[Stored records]
*****
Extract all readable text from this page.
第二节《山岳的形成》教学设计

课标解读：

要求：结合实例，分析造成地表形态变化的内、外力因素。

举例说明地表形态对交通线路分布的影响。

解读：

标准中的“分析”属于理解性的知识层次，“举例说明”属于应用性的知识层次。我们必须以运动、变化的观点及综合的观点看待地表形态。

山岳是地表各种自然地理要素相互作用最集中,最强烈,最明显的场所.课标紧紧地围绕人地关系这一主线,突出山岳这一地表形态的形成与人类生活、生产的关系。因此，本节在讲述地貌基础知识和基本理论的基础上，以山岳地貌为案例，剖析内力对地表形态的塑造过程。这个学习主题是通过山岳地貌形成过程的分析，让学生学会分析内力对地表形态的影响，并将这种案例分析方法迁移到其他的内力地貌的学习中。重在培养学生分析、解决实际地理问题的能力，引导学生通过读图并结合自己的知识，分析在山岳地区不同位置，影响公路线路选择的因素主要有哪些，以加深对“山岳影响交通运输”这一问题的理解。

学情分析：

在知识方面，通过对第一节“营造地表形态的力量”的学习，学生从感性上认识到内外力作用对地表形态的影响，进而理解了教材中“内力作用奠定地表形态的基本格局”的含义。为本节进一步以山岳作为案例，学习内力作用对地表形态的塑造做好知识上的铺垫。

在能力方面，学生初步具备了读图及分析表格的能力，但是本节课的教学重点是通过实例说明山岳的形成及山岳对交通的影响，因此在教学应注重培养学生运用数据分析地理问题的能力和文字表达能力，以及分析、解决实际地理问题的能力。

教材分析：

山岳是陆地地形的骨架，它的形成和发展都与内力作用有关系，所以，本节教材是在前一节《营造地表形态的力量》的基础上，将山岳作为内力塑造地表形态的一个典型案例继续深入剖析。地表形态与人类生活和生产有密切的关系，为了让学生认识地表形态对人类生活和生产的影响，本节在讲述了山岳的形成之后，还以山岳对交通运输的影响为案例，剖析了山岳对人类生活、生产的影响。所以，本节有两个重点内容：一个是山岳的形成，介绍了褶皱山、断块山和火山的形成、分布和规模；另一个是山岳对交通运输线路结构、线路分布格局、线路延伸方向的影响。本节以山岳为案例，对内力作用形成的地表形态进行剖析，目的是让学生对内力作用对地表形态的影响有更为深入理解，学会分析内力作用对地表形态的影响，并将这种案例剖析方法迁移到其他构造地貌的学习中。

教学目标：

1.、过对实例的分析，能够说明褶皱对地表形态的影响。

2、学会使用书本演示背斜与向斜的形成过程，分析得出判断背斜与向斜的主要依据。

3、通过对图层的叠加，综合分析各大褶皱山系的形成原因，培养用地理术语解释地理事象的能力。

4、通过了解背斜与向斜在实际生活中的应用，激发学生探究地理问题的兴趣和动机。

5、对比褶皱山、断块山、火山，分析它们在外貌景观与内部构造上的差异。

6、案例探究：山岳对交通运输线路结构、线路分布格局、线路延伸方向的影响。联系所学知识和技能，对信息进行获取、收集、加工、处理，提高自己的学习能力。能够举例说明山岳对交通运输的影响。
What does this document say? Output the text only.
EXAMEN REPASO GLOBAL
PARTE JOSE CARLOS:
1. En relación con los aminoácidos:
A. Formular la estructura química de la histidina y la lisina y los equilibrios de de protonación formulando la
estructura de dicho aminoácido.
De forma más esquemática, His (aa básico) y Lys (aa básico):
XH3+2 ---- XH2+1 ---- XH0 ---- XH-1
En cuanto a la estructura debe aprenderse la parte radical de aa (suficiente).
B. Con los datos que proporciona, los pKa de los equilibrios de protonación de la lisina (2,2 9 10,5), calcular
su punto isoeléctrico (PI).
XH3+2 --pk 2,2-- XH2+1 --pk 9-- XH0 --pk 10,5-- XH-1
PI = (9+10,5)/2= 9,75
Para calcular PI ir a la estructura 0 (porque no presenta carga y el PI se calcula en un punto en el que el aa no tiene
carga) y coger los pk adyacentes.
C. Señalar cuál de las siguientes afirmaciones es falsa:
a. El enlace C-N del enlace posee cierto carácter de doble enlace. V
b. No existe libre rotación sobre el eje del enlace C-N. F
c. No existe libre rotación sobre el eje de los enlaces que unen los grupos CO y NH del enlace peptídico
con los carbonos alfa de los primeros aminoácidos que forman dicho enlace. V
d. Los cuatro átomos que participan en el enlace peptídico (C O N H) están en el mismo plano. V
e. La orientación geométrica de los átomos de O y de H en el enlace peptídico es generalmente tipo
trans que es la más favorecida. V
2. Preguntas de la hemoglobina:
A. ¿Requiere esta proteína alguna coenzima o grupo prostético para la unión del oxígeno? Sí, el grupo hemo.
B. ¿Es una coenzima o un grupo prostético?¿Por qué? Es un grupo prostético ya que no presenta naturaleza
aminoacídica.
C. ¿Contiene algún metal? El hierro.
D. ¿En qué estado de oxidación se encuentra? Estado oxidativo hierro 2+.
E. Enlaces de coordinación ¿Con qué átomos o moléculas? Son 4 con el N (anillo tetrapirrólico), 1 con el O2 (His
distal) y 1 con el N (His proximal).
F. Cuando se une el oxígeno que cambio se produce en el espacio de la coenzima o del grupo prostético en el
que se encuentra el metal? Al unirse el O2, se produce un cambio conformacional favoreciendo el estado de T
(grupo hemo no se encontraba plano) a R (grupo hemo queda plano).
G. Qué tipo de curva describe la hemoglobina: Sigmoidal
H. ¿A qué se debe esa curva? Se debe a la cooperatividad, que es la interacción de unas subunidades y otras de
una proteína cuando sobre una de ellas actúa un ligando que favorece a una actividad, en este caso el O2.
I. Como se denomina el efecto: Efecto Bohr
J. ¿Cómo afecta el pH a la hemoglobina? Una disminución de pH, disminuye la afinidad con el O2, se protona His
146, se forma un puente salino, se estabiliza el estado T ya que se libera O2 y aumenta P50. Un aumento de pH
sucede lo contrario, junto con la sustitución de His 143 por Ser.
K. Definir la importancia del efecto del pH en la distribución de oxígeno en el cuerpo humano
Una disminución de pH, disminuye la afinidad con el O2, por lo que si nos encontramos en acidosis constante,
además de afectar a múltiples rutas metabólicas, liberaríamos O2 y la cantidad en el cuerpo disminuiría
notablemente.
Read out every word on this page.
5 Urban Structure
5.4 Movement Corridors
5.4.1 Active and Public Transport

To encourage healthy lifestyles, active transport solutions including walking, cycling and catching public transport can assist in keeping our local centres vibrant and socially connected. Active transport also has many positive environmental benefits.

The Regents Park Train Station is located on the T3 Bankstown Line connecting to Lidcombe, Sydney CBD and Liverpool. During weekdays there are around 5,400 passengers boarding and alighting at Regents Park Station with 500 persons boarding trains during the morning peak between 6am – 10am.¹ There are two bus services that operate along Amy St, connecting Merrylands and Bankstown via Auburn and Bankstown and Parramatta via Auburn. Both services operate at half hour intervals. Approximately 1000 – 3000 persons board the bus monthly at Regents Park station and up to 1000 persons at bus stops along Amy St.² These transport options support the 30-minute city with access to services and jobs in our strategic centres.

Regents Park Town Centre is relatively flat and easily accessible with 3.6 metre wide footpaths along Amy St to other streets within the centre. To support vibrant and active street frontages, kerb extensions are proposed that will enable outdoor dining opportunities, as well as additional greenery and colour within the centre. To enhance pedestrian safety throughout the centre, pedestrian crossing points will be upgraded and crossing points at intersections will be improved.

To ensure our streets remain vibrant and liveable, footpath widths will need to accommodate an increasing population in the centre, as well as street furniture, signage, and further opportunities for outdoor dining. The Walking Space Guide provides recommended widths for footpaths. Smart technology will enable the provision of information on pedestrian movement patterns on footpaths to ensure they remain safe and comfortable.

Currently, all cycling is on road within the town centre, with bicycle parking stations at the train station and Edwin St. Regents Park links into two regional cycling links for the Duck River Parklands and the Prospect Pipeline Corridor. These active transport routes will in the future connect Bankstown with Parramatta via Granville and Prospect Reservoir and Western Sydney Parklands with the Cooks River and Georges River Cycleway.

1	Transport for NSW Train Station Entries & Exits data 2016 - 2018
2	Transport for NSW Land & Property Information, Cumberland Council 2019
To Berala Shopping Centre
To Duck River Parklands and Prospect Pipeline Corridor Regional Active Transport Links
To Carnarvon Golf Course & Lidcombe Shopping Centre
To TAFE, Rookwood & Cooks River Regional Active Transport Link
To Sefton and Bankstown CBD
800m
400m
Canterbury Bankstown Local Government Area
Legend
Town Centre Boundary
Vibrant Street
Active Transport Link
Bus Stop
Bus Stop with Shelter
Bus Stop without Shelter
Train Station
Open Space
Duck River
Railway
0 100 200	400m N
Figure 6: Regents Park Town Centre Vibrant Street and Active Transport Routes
*****
GIVEN TASK
Return only those lines of the records that contain the string "prostético".

REPLY
A. ¿Requiere esta proteína alguna coenzima o grupo prostético para la unión del oxígeno? Sí, el grupo hemo.
B. ¿Es una coenzima o un grupo prostético?¿Por qué? Es un grupo prostético ya que no presenta naturaleza
F. Cuando se une el oxígeno que cambio se produce en el espacio de la coenzima o del grupo prostético en el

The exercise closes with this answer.